* [Work to be completed]: Wherever the word "JSON" turns up in a line of the entries, copy that line.

##### Records to use

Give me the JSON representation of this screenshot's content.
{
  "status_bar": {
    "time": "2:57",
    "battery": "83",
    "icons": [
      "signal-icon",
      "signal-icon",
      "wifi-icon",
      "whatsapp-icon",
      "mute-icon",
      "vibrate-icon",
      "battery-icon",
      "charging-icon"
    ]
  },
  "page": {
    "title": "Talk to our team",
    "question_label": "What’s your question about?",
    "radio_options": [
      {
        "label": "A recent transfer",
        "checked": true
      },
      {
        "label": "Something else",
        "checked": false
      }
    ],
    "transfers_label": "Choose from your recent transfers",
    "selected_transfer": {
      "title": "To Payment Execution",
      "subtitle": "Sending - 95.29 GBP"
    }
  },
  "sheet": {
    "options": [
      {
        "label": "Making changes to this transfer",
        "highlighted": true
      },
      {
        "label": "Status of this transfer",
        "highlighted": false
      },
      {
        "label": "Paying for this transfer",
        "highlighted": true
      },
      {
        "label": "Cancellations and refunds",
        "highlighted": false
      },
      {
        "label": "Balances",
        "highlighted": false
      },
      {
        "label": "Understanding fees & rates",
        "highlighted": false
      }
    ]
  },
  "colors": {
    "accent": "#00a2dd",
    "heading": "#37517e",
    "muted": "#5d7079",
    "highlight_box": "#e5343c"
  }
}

##########
##### Records to use

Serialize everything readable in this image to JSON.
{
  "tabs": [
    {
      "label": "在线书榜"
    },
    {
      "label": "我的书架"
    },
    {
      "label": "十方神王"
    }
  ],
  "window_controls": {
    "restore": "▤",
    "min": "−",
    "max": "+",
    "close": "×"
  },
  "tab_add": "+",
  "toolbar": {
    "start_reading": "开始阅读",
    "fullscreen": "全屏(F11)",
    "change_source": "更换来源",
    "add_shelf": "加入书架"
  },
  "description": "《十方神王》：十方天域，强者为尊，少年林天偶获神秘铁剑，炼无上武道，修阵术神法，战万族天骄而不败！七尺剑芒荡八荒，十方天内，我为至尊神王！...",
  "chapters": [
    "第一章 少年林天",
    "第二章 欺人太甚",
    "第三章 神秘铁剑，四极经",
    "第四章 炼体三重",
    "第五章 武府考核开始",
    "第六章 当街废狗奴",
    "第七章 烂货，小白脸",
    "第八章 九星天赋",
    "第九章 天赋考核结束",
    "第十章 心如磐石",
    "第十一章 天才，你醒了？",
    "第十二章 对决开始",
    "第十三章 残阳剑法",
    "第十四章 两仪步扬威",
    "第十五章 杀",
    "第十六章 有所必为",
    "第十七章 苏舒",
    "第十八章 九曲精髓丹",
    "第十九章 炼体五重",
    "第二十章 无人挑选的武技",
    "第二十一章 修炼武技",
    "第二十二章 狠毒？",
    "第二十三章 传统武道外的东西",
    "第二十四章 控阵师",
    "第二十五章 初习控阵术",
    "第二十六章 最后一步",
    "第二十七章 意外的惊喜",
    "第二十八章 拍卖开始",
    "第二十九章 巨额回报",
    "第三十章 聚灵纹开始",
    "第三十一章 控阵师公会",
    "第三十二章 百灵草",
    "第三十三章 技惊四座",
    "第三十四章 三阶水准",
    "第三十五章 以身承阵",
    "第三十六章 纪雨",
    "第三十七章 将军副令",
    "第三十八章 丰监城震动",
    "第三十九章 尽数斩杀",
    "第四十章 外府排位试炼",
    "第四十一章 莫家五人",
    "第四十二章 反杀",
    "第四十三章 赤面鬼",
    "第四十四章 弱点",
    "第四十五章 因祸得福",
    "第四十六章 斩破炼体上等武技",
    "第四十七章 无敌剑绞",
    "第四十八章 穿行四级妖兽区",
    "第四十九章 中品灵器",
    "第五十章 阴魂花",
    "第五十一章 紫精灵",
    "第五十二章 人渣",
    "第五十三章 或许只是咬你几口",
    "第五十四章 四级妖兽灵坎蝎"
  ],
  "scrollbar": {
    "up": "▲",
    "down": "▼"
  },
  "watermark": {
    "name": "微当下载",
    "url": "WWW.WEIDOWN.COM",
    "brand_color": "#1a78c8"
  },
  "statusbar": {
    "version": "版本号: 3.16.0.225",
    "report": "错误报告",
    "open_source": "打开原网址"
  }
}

##########

* [Result below]:
Give me the JSON representation of this screenshot's content.
Serialize everything readable in this image to JSON.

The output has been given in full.